## [Dataset records]
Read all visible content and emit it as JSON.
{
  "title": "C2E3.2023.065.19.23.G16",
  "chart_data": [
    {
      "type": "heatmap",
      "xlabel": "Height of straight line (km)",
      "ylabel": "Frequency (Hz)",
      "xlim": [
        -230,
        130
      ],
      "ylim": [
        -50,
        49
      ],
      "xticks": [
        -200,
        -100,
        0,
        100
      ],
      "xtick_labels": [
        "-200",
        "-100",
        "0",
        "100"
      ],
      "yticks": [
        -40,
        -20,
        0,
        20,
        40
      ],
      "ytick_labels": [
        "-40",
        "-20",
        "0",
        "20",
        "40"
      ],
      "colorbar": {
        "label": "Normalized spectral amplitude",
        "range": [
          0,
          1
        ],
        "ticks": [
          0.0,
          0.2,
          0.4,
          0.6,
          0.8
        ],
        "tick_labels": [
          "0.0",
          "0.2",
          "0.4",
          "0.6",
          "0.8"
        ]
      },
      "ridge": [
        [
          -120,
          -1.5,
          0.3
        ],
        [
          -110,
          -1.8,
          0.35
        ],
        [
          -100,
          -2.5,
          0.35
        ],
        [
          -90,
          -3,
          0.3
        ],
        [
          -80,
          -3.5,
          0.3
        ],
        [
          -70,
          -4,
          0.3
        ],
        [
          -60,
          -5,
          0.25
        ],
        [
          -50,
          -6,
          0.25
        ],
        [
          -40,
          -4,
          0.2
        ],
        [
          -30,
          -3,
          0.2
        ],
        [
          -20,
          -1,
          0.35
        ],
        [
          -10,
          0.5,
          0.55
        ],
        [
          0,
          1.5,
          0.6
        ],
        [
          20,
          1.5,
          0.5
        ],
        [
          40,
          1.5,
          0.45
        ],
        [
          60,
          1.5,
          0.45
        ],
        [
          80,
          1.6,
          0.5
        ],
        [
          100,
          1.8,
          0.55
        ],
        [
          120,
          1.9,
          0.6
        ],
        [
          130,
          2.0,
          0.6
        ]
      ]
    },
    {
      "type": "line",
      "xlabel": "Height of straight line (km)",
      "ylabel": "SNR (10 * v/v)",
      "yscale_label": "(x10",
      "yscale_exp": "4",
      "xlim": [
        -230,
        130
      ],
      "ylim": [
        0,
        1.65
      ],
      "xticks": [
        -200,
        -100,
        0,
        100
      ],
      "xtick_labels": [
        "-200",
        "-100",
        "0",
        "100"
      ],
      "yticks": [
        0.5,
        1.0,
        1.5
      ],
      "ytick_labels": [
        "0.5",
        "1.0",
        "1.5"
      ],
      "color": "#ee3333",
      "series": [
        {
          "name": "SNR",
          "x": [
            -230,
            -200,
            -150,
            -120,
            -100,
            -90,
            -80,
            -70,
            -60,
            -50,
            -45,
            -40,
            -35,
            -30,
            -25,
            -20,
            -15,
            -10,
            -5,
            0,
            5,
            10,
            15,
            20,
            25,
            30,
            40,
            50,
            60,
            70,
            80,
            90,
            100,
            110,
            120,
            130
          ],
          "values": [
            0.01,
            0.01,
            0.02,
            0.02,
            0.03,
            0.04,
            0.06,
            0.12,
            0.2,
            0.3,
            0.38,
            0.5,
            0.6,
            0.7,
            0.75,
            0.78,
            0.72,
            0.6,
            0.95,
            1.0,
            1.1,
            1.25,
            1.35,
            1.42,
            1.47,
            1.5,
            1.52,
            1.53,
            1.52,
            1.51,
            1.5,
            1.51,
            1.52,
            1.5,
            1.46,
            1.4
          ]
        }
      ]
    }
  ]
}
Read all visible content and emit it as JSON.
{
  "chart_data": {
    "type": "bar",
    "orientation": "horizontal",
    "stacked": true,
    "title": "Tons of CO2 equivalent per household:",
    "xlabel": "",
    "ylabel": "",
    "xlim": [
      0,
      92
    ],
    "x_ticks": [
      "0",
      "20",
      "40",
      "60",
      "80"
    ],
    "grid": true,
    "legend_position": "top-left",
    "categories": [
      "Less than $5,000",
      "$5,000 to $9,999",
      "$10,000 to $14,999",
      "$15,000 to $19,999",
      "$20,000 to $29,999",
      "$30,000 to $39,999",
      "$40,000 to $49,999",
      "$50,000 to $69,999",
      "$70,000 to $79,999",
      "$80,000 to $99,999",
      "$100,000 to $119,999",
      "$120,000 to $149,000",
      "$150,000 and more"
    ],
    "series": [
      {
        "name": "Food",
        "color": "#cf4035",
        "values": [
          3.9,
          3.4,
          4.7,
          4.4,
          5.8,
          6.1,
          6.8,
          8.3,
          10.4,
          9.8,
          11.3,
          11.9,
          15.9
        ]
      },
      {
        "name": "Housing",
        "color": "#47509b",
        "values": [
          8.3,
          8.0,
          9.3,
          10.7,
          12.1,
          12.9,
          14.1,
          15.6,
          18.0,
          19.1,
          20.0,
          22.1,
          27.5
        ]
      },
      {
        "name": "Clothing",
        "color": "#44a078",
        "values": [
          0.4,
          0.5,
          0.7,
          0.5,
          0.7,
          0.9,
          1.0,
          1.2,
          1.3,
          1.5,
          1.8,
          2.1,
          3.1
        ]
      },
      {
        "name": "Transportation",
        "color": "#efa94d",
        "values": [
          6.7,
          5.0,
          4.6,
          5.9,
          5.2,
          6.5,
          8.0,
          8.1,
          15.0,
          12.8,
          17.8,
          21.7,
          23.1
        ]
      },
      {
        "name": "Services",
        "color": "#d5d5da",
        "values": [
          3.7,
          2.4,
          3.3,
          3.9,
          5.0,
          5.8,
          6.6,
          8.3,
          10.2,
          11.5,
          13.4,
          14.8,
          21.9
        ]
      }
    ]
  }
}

## [Problem to solve]
Look through the entries above; copy each line where the string "title" appears.

## [Answer for the task]
  "title": "C2E3.2023.065.19.23.G16",
    "title": "Tons of CO2 equivalent per household:",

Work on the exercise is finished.